### Exercise materials
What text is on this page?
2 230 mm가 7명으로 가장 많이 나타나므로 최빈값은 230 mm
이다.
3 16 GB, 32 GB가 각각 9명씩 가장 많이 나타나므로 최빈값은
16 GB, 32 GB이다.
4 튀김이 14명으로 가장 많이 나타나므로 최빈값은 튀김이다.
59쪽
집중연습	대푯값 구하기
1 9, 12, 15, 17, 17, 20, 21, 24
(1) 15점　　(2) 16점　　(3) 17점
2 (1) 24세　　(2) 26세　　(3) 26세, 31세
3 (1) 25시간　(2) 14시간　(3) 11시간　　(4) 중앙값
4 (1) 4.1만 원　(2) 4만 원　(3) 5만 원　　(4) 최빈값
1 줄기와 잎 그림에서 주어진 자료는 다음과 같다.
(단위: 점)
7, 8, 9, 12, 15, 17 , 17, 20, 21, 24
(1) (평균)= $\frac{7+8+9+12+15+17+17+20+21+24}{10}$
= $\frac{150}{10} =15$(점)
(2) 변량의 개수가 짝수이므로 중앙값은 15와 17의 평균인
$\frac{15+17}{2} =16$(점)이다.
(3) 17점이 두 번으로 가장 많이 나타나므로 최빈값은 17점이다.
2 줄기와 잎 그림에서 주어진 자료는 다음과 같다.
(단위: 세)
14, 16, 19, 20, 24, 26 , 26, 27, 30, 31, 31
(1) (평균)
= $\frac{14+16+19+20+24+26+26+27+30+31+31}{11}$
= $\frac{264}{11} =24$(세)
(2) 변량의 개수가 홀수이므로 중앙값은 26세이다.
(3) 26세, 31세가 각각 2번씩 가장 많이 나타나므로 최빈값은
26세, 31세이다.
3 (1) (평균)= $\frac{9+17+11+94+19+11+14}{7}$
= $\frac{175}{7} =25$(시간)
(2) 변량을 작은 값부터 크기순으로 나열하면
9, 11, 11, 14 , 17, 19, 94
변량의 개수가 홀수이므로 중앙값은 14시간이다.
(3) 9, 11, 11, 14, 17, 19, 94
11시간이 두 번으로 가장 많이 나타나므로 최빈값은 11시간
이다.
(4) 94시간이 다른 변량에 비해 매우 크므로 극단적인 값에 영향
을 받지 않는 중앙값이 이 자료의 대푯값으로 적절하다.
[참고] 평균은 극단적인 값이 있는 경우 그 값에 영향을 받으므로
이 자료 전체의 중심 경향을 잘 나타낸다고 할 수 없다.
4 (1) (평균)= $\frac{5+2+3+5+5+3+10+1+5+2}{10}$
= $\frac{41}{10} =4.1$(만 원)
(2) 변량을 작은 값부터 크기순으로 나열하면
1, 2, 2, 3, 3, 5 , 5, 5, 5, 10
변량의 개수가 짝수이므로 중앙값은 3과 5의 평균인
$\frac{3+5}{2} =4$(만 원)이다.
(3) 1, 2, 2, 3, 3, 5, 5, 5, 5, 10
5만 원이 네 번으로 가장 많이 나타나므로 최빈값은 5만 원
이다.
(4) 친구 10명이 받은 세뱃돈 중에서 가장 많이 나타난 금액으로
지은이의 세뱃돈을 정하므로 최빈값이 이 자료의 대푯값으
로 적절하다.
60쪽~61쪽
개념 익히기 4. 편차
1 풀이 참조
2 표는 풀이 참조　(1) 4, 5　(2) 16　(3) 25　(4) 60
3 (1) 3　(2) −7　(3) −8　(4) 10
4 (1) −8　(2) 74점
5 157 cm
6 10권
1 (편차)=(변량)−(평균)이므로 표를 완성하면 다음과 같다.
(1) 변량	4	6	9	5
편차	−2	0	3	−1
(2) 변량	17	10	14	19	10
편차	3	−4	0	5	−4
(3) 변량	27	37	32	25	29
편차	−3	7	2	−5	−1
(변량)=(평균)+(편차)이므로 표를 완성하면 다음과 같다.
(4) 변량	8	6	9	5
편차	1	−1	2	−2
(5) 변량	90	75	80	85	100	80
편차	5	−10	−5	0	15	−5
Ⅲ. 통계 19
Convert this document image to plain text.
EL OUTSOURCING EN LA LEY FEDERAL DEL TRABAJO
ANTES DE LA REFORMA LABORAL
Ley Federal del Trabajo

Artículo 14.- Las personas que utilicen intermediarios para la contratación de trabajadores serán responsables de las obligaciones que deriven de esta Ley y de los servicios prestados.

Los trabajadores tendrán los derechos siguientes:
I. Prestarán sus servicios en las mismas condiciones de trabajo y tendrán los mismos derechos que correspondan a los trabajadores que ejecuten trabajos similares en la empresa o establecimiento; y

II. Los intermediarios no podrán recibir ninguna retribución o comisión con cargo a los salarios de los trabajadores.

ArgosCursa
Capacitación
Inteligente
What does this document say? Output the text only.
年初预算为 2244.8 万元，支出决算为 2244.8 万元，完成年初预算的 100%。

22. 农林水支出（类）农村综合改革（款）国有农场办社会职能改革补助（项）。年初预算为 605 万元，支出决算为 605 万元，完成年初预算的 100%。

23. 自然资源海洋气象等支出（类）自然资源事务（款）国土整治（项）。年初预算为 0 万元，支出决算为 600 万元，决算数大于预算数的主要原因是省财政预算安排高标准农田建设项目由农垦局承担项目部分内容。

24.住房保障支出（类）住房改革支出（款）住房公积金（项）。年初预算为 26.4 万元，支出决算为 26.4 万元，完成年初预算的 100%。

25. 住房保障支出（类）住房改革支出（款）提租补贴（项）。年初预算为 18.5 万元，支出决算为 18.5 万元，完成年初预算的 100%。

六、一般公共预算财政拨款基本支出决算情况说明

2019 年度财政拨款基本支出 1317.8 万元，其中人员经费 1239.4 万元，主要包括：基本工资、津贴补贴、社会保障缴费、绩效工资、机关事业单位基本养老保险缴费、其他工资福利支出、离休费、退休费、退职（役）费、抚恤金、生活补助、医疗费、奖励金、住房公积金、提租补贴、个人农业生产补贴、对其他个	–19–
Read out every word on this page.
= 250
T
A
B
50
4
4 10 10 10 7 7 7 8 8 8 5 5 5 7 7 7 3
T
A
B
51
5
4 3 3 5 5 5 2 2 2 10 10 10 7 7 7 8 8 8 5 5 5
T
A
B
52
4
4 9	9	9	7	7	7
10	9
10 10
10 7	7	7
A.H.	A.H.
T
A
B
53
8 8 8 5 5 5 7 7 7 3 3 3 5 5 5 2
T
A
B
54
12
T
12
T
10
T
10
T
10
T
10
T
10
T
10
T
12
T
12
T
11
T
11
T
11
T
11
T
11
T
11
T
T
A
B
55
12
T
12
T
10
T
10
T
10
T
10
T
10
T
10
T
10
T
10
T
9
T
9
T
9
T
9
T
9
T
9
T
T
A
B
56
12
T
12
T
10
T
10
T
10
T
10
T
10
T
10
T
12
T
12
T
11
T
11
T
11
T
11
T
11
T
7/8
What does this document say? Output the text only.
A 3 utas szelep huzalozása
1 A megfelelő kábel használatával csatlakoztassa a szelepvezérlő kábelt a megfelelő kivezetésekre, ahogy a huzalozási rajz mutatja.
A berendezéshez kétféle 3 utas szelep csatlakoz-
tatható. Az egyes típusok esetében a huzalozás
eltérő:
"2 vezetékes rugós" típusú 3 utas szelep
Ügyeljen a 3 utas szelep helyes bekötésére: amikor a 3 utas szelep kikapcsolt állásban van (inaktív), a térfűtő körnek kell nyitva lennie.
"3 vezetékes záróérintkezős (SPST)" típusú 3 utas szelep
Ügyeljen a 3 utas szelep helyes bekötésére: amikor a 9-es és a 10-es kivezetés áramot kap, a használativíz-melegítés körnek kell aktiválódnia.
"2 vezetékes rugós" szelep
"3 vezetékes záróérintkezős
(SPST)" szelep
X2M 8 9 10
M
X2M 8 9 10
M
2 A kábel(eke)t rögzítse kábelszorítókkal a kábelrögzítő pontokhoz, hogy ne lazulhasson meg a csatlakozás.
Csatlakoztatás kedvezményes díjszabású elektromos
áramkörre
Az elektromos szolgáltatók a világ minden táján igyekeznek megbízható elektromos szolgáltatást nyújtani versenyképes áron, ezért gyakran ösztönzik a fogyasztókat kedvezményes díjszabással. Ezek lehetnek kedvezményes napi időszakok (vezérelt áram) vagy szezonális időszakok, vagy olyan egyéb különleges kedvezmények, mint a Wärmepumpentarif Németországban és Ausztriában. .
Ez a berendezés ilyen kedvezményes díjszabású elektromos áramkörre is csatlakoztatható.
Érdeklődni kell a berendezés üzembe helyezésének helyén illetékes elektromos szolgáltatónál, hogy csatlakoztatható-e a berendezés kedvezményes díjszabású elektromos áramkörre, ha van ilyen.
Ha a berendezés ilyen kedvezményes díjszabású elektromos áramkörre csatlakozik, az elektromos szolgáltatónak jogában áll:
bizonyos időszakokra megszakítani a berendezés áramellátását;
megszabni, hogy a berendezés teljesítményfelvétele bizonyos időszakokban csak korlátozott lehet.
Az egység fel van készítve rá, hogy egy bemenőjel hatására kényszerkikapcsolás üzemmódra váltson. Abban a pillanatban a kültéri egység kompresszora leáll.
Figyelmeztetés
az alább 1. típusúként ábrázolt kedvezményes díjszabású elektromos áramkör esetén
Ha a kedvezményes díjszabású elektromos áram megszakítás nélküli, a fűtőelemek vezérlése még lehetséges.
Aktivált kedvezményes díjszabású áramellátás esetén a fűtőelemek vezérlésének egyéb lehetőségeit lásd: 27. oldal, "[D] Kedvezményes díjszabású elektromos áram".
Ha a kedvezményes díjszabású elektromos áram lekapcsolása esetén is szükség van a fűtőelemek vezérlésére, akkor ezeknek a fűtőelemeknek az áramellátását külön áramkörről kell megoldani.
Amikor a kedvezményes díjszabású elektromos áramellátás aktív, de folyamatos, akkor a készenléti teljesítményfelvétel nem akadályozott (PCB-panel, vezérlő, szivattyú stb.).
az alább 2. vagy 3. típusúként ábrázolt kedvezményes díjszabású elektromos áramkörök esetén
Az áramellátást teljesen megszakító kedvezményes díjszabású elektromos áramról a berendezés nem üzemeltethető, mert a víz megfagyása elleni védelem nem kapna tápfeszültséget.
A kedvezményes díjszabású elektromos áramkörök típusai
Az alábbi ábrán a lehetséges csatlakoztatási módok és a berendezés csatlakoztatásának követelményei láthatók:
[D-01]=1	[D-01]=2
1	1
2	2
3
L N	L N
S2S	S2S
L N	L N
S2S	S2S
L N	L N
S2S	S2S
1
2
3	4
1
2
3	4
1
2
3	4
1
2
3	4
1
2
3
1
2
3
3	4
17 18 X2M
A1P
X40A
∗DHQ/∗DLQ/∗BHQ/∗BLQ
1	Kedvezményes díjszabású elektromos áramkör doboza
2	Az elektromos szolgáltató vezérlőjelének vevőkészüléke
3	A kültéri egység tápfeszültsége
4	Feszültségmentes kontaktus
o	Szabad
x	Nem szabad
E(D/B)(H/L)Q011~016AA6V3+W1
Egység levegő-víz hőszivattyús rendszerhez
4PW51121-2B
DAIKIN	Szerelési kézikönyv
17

### The request
Report each line in the preceding entries that holds the string "짝수이므로".

### Worked solution
(2) 변량의 개수가 짝수이므로 중앙값은 15와 17의 평균인
변량의 개수가 짝수이므로 중앙값은 3과 5의 평균인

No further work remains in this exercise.